What you need to do: Print all of the lines exactly. Any picture among them stays out.

======== Data records

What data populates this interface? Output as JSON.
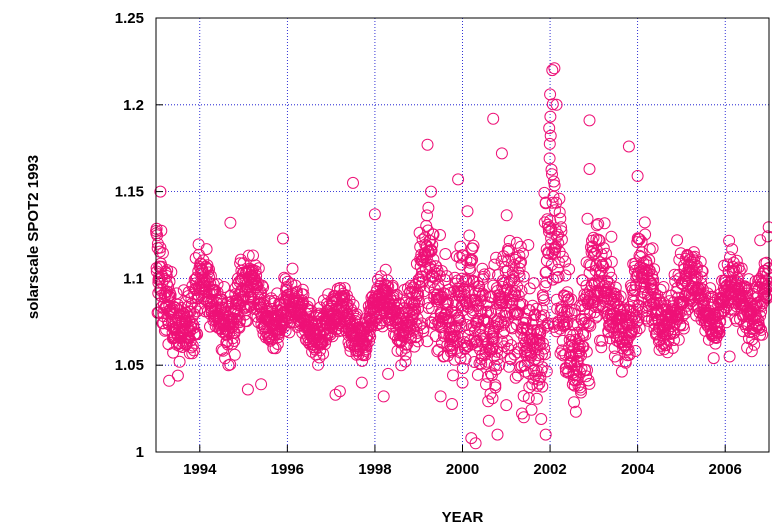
{
  "chart_data": {
    "type": "scatter",
    "title": "",
    "xlabel": "YEAR",
    "ylabel": "solarscale SPOT2 1993",
    "xlim": [
      1993.0,
      2007.0
    ],
    "ylim": [
      1.0,
      1.25
    ],
    "x_ticks": [
      1994,
      1996,
      1998,
      2000,
      2002,
      2004,
      2006
    ],
    "x_tick_labels": [
      "1994",
      "1996",
      "1998",
      "2000",
      "2002",
      "2004",
      "2006"
    ],
    "y_ticks": [
      1.0,
      1.05,
      1.1,
      1.15,
      1.2,
      1.25
    ],
    "y_tick_labels": [
      "1",
      "1.05",
      "1.1",
      "1.15",
      "1.2",
      "1.25"
    ],
    "grid": true,
    "marker": "open-circle",
    "marker_color": "#ee1177",
    "grid_color": "#0000cc",
    "series_envelope": {
      "x": [
        1993.0,
        1993.2,
        1993.5,
        1993.8,
        1994.0,
        1994.3,
        1994.6,
        1994.9,
        1995.2,
        1995.5,
        1995.8,
        1996.0,
        1996.3,
        1996.6,
        1996.9,
        1997.2,
        1997.5,
        1997.8,
        1998.0,
        1998.3,
        1998.6,
        1998.9,
        1999.2,
        1999.5,
        1999.8,
        2000.0,
        2000.3,
        2000.6,
        2000.9,
        2001.2,
        2001.5,
        2001.8,
        2002.0,
        2002.1,
        2002.3,
        2002.6,
        2002.9,
        2003.2,
        2003.5,
        2003.8,
        2004.0,
        2004.3,
        2004.6,
        2004.9,
        2005.2,
        2005.5,
        2005.8,
        2006.0,
        2006.3,
        2006.6,
        2006.9,
        2007.0
      ],
      "center": [
        1.11,
        1.08,
        1.07,
        1.085,
        1.1,
        1.08,
        1.075,
        1.095,
        1.09,
        1.075,
        1.08,
        1.085,
        1.075,
        1.07,
        1.08,
        1.075,
        1.07,
        1.075,
        1.085,
        1.08,
        1.075,
        1.09,
        1.1,
        1.085,
        1.075,
        1.095,
        1.08,
        1.07,
        1.085,
        1.075,
        1.065,
        1.06,
        1.15,
        1.13,
        1.07,
        1.055,
        1.1,
        1.09,
        1.075,
        1.08,
        1.1,
        1.085,
        1.075,
        1.09,
        1.095,
        1.085,
        1.08,
        1.095,
        1.085,
        1.08,
        1.1,
        1.1
      ],
      "spread": [
        0.03,
        0.02,
        0.015,
        0.02,
        0.02,
        0.015,
        0.015,
        0.02,
        0.015,
        0.012,
        0.015,
        0.015,
        0.012,
        0.012,
        0.012,
        0.012,
        0.012,
        0.012,
        0.015,
        0.015,
        0.015,
        0.025,
        0.03,
        0.025,
        0.03,
        0.035,
        0.03,
        0.035,
        0.04,
        0.04,
        0.035,
        0.03,
        0.06,
        0.05,
        0.04,
        0.03,
        0.04,
        0.03,
        0.02,
        0.02,
        0.025,
        0.02,
        0.015,
        0.02,
        0.02,
        0.015,
        0.015,
        0.02,
        0.015,
        0.015,
        0.02,
        0.02
      ]
    },
    "outliers": [
      {
        "x": 1993.1,
        "y": 1.15
      },
      {
        "x": 1993.3,
        "y": 1.041
      },
      {
        "x": 1993.5,
        "y": 1.044
      },
      {
        "x": 1994.7,
        "y": 1.132
      },
      {
        "x": 1994.5,
        "y": 1.059
      },
      {
        "x": 1994.8,
        "y": 1.056
      },
      {
        "x": 1995.1,
        "y": 1.036
      },
      {
        "x": 1995.4,
        "y": 1.039
      },
      {
        "x": 1995.9,
        "y": 1.123
      },
      {
        "x": 1997.1,
        "y": 1.033
      },
      {
        "x": 1997.2,
        "y": 1.035
      },
      {
        "x": 1997.5,
        "y": 1.155
      },
      {
        "x": 1997.7,
        "y": 1.04
      },
      {
        "x": 1998.0,
        "y": 1.137
      },
      {
        "x": 1998.2,
        "y": 1.032
      },
      {
        "x": 1998.3,
        "y": 1.045
      },
      {
        "x": 1998.6,
        "y": 1.05
      },
      {
        "x": 1999.2,
        "y": 1.177
      },
      {
        "x": 1999.5,
        "y": 1.032
      },
      {
        "x": 1999.9,
        "y": 1.157
      },
      {
        "x": 2000.0,
        "y": 1.04
      },
      {
        "x": 2000.2,
        "y": 1.008
      },
      {
        "x": 2000.3,
        "y": 1.005
      },
      {
        "x": 2000.6,
        "y": 1.018
      },
      {
        "x": 2000.7,
        "y": 1.192
      },
      {
        "x": 2000.8,
        "y": 1.01
      },
      {
        "x": 2000.9,
        "y": 1.172
      },
      {
        "x": 2001.0,
        "y": 1.027
      },
      {
        "x": 2001.4,
        "y": 1.02
      },
      {
        "x": 2001.9,
        "y": 1.01
      },
      {
        "x": 2002.0,
        "y": 1.206
      },
      {
        "x": 2002.05,
        "y": 1.22
      },
      {
        "x": 2002.1,
        "y": 1.221
      },
      {
        "x": 2002.15,
        "y": 1.2
      },
      {
        "x": 2002.9,
        "y": 1.191
      },
      {
        "x": 2002.9,
        "y": 1.163
      },
      {
        "x": 2003.4,
        "y": 1.124
      },
      {
        "x": 2003.8,
        "y": 1.176
      },
      {
        "x": 2004.0,
        "y": 1.159
      },
      {
        "x": 2004.9,
        "y": 1.122
      },
      {
        "x": 2006.1,
        "y": 1.055
      },
      {
        "x": 2006.5,
        "y": 1.06
      },
      {
        "x": 2006.8,
        "y": 1.122
      }
    ]
  }
}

================

Full answer:
What data populates this interface? Output as JSON.
{
  "chart_data": {
    "type": "scatter",
    "title": "",
    "xlabel": "YEAR",
    "ylabel": "solarscale SPOT2 1993",
    "xlim": [
      1993.0,
      2007.0
    ],
    "ylim": [
      1.0,
      1.25
    ],
    "x_ticks": [
      1994,
      1996,
      1998,
      2000,
      2002,
      2004,
      2006
    ],
    "x_tick_labels": [
      "1994",
      "1996",
      "1998",
      "2000",
      "2002",
      "2004",
      "2006"
    ],
    "y_ticks": [
      1.0,
      1.05,
      1.1,
      1.15,
      1.2,
      1.25
    ],
    "y_tick_labels": [
      "1",
      "1.05",
      "1.1",
      "1.15",
      "1.2",
      "1.25"
    ],
    "grid": true,
    "marker": "open-circle",
    "marker_color": "#ee1177",
    "grid_color": "#0000cc",
    "series_envelope": {
      "x": [
        1993.0,
        1993.2,
        1993.5,
        1993.8,
        1994.0,
        1994.3,
        1994.6,
        1994.9,
        1995.2,
        1995.5,
        1995.8,
        1996.0,
        1996.3,
        1996.6,
        1996.9,
        1997.2,
        1997.5,
        1997.8,
        1998.0,
        1998.3,
        1998.6,
        1998.9,
        1999.2,
        1999.5,
        1999.8,
        2000.0,
        2000.3,
        2000.6,
        2000.9,
        2001.2,
        2001.5,
        2001.8,
        2002.0,
        2002.1,
        2002.3,
        2002.6,
        2002.9,
        2003.2,
        2003.5,
        2003.8,
        2004.0,
        2004.3,
        2004.6,
        2004.9,
        2005.2,
        2005.5,
        2005.8,
        2006.0,
        2006.3,
        2006.6,
        2006.9,
        2007.0
      ],
      "center": [
        1.11,
        1.08,
        1.07,
        1.085,
        1.1,
        1.08,
        1.075,
        1.095,
        1.09,
        1.075,
        1.08,
        1.085,
        1.075,
        1.07,
        1.08,
        1.075,
        1.07,
        1.075,
        1.085,
        1.08,
        1.075,
        1.09,
        1.1,
        1.085,
        1.075,
        1.095,
        1.08,
        1.07,
        1.085,
        1.075,
        1.065,
        1.06,
        1.15,
        1.13,
        1.07,
        1.055,
        1.1,
        1.09,
        1.075,
        1.08,
        1.1,
        1.085,
        1.075,
        1.09,
        1.095,
        1.085,
        1.08,
        1.095,
        1.085,
        1.08,
        1.1,
        1.1
      ],
      "spread": [
        0.03,
        0.02,
        0.015,
        0.02,
        0.02,
        0.015,
        0.015,
        0.02,
        0.015,
        0.012,
        0.015,
        0.015,
        0.012,
        0.012,
        0.012,
        0.012,
        0.012,
        0.012,
        0.015,
        0.015,
        0.015,
        0.025,
        0.03,
        0.025,
        0.03,
        0.035,
        0.03,
        0.035,
        0.04,
        0.04,
        0.035,
        0.03,
        0.06,
        0.05,
        0.04,
        0.03,
        0.04,
        0.03,
        0.02,
        0.02,
        0.025,
        0.02,
        0.015,
        0.02,
        0.02,
        0.015,
        0.015,
        0.02,
        0.015,
        0.015,
        0.02,
        0.02
      ]
    },
    "outliers": [
      {
        "x": 1993.1,
        "y": 1.15
      },
      {
        "x": 1993.3,
        "y": 1.041
      },
      {
        "x": 1993.5,
        "y": 1.044
      },
      {
        "x": 1994.7,
        "y": 1.132
      },
      {
        "x": 1994.5,
        "y": 1.059
      },
      {
        "x": 1994.8,
        "y": 1.056
      },
      {
        "x": 1995.1,
        "y": 1.036
      },
      {
        "x": 1995.4,
        "y": 1.039
      },
      {
        "x": 1995.9,
        "y": 1.123
      },
      {
        "x": 1997.1,
        "y": 1.033
      },
      {
        "x": 1997.2,
        "y": 1.035
      },
      {
        "x": 1997.5,
        "y": 1.155
      },
      {
        "x": 1997.7,
        "y": 1.04
      },
      {
        "x": 1998.0,
        "y": 1.137
      },
      {
        "x": 1998.2,
        "y": 1.032
      },
      {
        "x": 1998.3,
        "y": 1.045
      },
      {
        "x": 1998.6,
        "y": 1.05
      },
      {
        "x": 1999.2,
        "y": 1.177
      },
      {
        "x": 1999.5,
        "y": 1.032
      },
      {
        "x": 1999.9,
        "y": 1.157
      },
      {
        "x": 2000.0,
        "y": 1.04
      },
      {
        "x": 2000.2,
        "y": 1.008
      },
      {
        "x": 2000.3,
        "y": 1.005
      },
      {
        "x": 2000.6,
        "y": 1.018
      },
      {
        "x": 2000.7,
        "y": 1.192
      },
      {
        "x": 2000.8,
        "y": 1.01
      },
      {
        "x": 2000.9,
        "y": 1.172
      },
      {
        "x": 2001.0,
        "y": 1.027
      },
      {
        "x": 2001.4,
        "y": 1.02
      },
      {
        "x": 2001.9,
        "y": 1.01
      },
      {
        "x": 2002.0,
        "y": 1.206
      },
      {
        "x": 2002.05,
        "y": 1.22
      },
      {
        "x": 2002.1,
        "y": 1.221
      },
      {
        "x": 2002.15,
        "y": 1.2
      },
      {
        "x": 2002.9,
        "y": 1.191
      },
      {
        "x": 2002.9,
        "y": 1.163
      },
      {
        "x": 2003.4,
        "y": 1.124
      },
      {
        "x": 2003.8,
        "y": 1.176
      },
      {
        "x": 2004.0,
        "y": 1.159
      },
      {
        "x": 2004.9,
        "y": 1.122
      },
      {
        "x": 2006.1,
        "y": 1.055
      },
      {
        "x": 2006.5,
        "y": 1.06
      },
      {
        "x": 2006.8,
        "y": 1.122
      }
    ]
  }
}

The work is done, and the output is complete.